Dataset records:
++++

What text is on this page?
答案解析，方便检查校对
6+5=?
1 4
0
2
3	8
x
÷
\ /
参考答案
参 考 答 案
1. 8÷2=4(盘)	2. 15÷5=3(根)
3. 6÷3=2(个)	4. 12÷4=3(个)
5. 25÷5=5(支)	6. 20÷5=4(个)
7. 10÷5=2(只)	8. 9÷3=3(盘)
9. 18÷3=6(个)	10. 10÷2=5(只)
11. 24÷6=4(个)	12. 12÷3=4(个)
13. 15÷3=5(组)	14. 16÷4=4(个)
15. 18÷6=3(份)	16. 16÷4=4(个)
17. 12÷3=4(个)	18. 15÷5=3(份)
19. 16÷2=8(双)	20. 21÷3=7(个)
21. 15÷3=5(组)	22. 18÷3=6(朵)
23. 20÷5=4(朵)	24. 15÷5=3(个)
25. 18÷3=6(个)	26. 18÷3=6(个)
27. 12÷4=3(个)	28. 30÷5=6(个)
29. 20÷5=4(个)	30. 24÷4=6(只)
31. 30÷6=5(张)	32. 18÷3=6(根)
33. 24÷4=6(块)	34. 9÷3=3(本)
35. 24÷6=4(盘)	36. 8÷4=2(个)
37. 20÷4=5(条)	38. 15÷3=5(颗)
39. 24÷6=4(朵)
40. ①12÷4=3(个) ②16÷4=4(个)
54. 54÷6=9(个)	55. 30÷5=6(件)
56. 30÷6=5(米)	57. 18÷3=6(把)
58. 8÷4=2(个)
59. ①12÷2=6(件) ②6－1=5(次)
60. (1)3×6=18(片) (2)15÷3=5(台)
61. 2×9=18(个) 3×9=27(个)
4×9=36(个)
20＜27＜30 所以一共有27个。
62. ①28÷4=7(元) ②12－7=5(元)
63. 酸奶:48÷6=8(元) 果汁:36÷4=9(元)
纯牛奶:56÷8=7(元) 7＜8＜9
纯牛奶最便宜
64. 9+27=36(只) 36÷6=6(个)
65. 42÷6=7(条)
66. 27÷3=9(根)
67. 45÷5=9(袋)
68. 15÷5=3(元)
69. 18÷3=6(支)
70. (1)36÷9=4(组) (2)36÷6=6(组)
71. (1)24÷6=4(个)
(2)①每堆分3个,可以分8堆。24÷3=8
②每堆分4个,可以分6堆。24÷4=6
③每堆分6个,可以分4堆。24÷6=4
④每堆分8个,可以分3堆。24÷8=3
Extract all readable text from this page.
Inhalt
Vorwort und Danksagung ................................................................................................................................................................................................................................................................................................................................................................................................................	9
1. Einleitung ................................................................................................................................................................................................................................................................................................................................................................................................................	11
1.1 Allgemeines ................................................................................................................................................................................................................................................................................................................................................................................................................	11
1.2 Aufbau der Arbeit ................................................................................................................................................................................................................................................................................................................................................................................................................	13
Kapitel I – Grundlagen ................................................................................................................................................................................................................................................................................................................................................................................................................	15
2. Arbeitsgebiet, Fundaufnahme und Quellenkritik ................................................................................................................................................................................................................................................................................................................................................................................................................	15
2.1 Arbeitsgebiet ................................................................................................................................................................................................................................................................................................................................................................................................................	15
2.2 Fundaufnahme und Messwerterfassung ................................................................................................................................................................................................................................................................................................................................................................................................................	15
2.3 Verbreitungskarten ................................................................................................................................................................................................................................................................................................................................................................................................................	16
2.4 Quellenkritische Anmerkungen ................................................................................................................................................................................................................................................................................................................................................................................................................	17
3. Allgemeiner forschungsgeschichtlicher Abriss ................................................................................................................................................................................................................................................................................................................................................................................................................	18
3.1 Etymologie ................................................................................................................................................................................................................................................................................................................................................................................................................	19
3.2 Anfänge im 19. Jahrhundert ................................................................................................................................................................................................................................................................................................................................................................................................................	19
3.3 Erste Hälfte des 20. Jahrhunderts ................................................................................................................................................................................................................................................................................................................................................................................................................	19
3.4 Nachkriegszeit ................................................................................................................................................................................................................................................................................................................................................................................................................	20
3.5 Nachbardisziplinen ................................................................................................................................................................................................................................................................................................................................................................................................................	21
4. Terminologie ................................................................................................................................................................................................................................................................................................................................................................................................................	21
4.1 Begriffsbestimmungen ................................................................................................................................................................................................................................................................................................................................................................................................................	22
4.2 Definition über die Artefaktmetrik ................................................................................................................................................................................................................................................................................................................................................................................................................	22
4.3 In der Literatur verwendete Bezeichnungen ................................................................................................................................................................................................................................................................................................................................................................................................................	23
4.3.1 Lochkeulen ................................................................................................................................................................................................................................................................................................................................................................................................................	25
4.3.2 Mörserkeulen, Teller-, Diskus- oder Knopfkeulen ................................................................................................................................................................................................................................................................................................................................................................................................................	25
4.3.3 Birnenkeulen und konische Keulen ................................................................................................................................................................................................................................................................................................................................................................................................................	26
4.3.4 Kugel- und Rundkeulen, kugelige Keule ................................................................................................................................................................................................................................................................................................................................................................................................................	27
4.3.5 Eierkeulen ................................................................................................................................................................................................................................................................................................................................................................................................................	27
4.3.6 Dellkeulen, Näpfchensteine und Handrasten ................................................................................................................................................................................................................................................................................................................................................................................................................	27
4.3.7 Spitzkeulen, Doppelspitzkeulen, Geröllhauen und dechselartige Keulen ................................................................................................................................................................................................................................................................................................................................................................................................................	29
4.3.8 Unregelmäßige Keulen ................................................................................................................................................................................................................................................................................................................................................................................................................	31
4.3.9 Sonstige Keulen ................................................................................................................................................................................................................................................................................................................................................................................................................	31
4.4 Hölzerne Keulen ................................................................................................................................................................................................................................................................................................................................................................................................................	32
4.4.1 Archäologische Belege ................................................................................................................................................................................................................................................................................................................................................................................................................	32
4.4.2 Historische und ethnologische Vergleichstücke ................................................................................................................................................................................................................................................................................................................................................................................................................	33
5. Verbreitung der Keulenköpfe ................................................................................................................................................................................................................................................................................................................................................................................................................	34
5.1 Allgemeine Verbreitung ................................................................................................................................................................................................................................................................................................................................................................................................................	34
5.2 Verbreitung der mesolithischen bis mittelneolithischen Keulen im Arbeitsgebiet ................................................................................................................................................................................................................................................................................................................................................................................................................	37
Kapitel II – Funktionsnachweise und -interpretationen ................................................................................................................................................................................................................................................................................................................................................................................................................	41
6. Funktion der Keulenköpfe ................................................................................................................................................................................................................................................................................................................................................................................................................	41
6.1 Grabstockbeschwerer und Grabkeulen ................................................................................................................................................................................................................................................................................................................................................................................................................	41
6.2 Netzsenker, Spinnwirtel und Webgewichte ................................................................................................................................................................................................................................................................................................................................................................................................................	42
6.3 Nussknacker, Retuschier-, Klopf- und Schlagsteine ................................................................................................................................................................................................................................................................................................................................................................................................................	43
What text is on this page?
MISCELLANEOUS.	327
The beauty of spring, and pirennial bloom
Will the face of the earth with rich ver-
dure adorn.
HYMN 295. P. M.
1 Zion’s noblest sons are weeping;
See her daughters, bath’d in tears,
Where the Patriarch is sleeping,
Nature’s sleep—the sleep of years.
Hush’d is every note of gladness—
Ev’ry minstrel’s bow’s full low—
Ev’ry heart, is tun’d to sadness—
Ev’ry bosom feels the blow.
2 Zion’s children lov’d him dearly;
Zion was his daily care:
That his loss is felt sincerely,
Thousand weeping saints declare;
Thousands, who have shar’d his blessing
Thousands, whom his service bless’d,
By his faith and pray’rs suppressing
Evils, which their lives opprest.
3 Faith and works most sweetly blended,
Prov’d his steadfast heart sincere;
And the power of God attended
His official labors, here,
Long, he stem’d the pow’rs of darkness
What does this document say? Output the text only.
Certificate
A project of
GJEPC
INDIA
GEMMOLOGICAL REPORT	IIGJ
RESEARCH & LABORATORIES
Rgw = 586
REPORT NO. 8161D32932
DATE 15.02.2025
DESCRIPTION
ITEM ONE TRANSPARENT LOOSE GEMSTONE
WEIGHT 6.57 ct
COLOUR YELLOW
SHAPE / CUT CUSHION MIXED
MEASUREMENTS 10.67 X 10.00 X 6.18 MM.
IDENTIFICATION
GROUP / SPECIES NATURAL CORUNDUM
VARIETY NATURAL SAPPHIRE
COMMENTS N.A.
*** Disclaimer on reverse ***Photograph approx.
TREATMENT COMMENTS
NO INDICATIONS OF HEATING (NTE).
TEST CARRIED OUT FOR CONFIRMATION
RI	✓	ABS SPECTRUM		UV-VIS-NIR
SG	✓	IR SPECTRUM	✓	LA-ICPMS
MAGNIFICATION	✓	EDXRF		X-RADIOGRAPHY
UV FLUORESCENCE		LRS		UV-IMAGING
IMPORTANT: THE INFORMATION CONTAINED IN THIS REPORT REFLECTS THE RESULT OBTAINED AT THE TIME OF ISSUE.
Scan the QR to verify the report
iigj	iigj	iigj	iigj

++++

Your instructions:
Your task is to reproduce, exactly and exclusively, the lines from the one holding "What does this" through the final line of the listing.

Completed task:
What does this document say? Output the text only.
Certificate
A project of
GJEPC
INDIA
GEMMOLOGICAL REPORT	IIGJ
RESEARCH & LABORATORIES
Rgw = 586
REPORT NO. 8161D32932
DATE 15.02.2025
DESCRIPTION
ITEM ONE TRANSPARENT LOOSE GEMSTONE
WEIGHT 6.57 ct
COLOUR YELLOW
SHAPE / CUT CUSHION MIXED
MEASUREMENTS 10.67 X 10.00 X 6.18 MM.
IDENTIFICATION
GROUP / SPECIES NATURAL CORUNDUM
VARIETY NATURAL SAPPHIRE
COMMENTS N.A.
*** Disclaimer on reverse ***Photograph approx.
TREATMENT COMMENTS
NO INDICATIONS OF HEATING (NTE).
TEST CARRIED OUT FOR CONFIRMATION
RI	✓	ABS SPECTRUM		UV-VIS-NIR
SG	✓	IR SPECTRUM	✓	LA-ICPMS
MAGNIFICATION	✓	EDXRF		X-RADIOGRAPHY
UV FLUORESCENCE		LRS		UV-IMAGING
IMPORTANT: THE INFORMATION CONTAINED IN THIS REPORT REFLECTS THE RESULT OBTAINED AT THE TIME OF ISSUE.
Scan the QR to verify the report
iigj	iigj	iigj	iigj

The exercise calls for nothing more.